▶ EXERCISE TASK
Put every line from the start of the listing down to and including the line containing "x-tick-label: 3:00 PM — [79, 136, 121, 148]" into a numbered list, omitting any blank lines.

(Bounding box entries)
=-=-=-=-=

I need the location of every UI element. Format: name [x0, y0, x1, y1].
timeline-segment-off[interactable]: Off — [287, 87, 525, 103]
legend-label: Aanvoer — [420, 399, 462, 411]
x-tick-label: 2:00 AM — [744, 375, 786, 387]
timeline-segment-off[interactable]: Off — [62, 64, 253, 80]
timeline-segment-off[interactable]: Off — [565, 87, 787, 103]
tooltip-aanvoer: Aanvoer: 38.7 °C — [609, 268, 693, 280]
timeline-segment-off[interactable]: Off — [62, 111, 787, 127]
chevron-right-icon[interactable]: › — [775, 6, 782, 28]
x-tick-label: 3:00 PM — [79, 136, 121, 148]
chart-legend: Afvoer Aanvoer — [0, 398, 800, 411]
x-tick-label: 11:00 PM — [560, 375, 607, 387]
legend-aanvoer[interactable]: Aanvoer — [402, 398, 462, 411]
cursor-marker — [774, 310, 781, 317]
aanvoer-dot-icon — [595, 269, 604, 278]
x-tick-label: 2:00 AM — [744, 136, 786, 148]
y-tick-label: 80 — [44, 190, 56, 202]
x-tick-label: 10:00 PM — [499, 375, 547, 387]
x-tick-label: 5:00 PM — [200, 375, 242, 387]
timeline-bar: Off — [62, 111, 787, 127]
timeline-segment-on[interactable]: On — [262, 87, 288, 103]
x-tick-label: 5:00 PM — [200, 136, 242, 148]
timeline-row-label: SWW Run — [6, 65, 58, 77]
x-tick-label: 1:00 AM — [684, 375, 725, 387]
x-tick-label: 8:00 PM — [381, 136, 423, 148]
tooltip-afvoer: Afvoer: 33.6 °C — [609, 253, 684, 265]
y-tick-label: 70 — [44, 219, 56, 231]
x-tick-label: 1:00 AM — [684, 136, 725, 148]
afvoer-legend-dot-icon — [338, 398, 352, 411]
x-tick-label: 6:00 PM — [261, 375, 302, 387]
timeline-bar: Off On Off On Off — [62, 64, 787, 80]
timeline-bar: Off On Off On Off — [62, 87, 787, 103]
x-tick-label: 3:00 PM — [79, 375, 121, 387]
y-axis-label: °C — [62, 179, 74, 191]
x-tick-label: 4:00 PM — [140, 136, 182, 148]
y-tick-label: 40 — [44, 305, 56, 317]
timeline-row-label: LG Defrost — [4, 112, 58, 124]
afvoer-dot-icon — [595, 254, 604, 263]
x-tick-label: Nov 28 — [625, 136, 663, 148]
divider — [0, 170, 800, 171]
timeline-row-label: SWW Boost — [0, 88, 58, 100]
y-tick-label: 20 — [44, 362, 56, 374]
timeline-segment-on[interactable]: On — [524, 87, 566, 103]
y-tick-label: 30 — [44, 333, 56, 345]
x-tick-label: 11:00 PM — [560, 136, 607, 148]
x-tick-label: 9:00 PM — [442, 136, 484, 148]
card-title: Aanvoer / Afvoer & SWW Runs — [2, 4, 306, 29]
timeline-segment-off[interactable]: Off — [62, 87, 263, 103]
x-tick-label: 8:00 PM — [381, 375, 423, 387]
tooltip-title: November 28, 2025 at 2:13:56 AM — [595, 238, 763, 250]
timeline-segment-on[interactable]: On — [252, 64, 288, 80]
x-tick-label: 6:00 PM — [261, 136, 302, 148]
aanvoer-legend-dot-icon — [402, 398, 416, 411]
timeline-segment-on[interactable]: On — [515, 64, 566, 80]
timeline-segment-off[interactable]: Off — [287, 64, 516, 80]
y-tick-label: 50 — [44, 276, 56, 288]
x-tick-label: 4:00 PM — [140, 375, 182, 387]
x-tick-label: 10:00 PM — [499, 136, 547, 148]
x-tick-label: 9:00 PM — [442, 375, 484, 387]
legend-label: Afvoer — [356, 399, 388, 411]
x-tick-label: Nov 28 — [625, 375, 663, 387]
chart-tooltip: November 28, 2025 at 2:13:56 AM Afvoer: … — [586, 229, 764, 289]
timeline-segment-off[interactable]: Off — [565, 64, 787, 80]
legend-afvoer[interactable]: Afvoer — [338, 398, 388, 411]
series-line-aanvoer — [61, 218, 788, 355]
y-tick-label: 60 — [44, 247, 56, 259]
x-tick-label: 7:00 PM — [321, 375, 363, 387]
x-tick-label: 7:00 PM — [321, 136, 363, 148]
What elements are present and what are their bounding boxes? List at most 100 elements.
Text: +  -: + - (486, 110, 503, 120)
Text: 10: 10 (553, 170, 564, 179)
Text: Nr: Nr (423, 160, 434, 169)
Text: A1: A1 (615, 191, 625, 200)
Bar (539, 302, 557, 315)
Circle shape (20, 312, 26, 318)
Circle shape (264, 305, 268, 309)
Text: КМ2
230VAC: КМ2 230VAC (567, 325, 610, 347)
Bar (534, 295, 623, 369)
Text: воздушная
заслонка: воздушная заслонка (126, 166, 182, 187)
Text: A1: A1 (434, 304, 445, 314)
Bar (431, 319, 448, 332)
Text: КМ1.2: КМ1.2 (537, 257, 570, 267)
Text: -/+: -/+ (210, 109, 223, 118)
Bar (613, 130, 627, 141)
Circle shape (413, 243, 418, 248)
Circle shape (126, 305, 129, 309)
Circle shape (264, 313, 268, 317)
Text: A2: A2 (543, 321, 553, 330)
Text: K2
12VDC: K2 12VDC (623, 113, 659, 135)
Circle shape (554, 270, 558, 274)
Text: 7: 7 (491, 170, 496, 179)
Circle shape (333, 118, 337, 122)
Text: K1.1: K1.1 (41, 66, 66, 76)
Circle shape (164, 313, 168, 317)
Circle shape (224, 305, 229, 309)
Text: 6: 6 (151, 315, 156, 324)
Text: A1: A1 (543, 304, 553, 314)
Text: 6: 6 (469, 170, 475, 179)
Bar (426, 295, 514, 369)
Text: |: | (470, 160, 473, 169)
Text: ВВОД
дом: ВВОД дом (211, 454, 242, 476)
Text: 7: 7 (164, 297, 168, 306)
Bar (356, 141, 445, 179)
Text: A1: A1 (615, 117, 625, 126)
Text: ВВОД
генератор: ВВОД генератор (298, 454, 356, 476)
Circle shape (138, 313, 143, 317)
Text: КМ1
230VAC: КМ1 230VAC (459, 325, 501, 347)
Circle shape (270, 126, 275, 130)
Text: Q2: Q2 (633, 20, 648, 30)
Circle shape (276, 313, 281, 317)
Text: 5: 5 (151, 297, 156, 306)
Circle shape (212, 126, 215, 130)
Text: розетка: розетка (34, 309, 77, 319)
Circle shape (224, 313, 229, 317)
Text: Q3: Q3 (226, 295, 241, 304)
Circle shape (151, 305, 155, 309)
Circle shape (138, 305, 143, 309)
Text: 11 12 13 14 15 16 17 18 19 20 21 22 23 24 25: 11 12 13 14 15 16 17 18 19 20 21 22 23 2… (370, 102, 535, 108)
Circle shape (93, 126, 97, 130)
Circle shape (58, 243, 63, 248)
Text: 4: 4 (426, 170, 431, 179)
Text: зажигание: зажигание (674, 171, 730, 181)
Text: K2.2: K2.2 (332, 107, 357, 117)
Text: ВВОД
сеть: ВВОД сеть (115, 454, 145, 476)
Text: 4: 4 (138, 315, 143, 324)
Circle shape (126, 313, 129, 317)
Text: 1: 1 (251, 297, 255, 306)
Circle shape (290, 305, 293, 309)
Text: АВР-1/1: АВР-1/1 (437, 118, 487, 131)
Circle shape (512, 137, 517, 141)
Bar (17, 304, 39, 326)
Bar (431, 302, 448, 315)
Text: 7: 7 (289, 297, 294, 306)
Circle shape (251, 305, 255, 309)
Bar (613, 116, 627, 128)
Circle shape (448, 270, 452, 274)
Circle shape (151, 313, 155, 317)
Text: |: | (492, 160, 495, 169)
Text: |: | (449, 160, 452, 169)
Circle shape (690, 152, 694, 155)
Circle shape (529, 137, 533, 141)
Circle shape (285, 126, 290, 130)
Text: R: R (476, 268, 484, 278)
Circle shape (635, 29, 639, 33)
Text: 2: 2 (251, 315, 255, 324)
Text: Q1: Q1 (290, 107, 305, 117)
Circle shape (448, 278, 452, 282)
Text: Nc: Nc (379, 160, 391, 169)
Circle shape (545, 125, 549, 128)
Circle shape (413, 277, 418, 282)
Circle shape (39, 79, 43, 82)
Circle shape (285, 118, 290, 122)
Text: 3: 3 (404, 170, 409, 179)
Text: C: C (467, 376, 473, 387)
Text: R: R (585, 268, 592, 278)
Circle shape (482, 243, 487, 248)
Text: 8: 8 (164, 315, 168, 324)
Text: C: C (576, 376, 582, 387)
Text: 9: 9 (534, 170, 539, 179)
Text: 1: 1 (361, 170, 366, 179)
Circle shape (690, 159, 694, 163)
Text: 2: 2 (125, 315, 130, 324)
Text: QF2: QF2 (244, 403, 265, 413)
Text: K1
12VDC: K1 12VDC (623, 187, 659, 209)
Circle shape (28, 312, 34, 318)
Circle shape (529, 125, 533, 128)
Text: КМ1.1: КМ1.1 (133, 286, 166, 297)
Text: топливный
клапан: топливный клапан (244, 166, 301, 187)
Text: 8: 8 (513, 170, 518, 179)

=-=-=-=-=

▶ REPLY
1. I need the location of every UI element. Format: name [x0, y0, x1, y1].
2. timeline-segment-off[interactable]: Off — [287, 87, 525, 103]
3. legend-label: Aanvoer — [420, 399, 462, 411]
4. x-tick-label: 2:00 AM — [744, 375, 786, 387]
5. timeline-segment-off[interactable]: Off — [62, 64, 253, 80]
6. timeline-segment-off[interactable]: Off — [565, 87, 787, 103]
7. tooltip-aanvoer: Aanvoer: 38.7 °C — [609, 268, 693, 280]
8. timeline-segment-off[interactable]: Off — [62, 111, 787, 127]
9. chevron-right-icon[interactable]: › — [775, 6, 782, 28]
10. x-tick-label: 3:00 PM — [79, 136, 121, 148]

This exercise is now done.